■ Exercise details: Show every line where "Analysis" occurs.
---+---
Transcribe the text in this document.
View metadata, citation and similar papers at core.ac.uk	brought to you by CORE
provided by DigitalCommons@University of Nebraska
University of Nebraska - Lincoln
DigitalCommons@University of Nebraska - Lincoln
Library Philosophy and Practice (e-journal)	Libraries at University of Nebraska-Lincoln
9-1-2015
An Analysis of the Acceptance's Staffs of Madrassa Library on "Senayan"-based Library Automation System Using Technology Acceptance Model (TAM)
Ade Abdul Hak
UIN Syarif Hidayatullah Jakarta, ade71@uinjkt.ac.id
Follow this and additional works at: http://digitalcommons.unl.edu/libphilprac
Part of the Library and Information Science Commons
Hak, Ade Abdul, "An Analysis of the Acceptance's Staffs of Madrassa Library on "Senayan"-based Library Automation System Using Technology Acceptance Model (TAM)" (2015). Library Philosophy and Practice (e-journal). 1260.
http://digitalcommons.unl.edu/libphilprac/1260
---+---
■ Solution to the exercise:
An Analysis of the Acceptance's Staffs of Madrassa Library on "Senayan"-based Library Automation System Using Technology Acceptance Model (TAM)
Hak, Ade Abdul, "An Analysis of the Acceptance's Staffs of Madrassa Library on "Senayan"-based Library Automation System Using Technology Acceptance Model (TAM)" (2015). Library Philosophy and Practice (e-journal). 1260.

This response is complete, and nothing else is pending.